Problem ▸ Out of the lines below, please list those that hold the string "name".

Records from a collection:
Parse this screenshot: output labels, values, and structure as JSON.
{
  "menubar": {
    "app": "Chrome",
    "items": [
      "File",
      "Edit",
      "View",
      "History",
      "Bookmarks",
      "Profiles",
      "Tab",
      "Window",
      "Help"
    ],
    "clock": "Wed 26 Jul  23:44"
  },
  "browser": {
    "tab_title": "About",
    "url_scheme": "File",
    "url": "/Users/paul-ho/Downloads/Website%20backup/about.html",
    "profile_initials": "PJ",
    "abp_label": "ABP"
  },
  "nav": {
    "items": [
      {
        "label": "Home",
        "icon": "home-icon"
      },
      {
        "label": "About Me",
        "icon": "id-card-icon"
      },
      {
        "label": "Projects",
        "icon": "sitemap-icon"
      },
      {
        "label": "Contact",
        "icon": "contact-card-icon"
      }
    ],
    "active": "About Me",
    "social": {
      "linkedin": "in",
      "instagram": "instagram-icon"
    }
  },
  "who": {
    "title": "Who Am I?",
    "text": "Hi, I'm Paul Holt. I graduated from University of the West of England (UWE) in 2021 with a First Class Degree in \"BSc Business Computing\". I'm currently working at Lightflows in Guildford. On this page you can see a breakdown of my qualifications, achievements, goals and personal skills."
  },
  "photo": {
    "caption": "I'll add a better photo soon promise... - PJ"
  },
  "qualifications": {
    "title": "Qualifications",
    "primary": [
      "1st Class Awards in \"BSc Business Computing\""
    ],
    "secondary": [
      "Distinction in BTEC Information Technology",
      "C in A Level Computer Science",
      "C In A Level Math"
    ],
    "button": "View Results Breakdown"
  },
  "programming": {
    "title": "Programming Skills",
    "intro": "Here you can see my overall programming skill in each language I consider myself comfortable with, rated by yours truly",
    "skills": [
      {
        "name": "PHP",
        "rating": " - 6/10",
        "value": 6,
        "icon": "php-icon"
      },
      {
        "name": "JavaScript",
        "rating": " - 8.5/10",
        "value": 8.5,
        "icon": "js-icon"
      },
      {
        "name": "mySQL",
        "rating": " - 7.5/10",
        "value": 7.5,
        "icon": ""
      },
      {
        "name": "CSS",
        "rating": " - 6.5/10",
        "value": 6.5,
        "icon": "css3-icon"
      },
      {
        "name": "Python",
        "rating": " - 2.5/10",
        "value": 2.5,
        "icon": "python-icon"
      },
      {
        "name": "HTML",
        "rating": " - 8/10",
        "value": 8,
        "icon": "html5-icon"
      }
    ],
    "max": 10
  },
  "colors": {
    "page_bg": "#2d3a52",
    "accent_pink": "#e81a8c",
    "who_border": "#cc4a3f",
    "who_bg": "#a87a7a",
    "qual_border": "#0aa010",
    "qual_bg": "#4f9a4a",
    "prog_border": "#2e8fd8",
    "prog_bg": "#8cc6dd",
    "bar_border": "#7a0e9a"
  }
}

Answer to this exercise ▸
        "name": "PHP",
        "name": "JavaScript",
        "name": "mySQL",
        "name": "CSS",
        "name": "Python",
        "name": "HTML",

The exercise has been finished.